=== The request ===
Scan the records for the string "true"; copy each line where it occurs.

=== Data provided ===
+--

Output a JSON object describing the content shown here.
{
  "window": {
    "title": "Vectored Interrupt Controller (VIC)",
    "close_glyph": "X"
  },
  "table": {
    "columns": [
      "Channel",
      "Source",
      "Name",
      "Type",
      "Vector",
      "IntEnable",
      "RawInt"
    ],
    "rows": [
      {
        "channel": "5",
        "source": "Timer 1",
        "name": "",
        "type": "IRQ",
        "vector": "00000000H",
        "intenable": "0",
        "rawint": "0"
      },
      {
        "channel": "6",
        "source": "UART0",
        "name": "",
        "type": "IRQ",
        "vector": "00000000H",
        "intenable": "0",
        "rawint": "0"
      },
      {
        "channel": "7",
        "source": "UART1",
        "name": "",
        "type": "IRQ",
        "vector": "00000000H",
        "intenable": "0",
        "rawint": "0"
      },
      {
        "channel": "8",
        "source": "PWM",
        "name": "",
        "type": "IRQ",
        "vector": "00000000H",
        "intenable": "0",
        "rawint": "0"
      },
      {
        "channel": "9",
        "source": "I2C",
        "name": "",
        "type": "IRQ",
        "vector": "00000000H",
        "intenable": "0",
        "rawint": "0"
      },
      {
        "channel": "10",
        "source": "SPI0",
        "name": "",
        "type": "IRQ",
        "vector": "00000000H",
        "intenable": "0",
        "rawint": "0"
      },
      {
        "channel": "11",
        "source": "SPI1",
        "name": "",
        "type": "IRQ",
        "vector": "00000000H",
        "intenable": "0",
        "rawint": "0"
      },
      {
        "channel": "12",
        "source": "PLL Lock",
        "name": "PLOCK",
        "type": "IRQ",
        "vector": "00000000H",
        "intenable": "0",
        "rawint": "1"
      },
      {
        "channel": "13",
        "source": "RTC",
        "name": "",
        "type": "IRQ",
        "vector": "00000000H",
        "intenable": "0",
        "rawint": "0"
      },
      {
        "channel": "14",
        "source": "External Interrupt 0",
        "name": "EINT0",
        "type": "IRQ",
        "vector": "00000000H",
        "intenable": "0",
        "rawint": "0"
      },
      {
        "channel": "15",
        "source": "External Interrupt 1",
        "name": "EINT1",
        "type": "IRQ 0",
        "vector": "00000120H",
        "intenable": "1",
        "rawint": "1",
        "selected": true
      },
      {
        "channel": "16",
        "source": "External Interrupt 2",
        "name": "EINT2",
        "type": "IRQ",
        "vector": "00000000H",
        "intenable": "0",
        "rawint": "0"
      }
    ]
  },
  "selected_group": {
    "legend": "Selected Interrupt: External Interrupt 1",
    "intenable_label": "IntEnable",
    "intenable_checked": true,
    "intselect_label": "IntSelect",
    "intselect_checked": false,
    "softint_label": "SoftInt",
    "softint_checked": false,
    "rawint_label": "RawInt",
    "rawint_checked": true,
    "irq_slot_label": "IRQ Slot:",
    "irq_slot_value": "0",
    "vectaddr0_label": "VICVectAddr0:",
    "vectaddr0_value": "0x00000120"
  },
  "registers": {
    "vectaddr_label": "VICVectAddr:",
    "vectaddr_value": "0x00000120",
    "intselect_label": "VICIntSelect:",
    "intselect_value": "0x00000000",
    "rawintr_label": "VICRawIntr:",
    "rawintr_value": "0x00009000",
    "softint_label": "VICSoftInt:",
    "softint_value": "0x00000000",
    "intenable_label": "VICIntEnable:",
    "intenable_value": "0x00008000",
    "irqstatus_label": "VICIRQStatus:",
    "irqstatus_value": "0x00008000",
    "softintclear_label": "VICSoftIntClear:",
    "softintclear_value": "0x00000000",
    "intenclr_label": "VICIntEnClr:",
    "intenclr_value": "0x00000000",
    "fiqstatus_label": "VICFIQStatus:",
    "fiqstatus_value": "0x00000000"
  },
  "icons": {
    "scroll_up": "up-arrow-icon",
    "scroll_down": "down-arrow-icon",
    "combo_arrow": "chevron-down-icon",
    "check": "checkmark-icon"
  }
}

+--

=== Answer to this exercise ===
        "selected": true
    "intenable_checked": true,
    "rawint_checked": true,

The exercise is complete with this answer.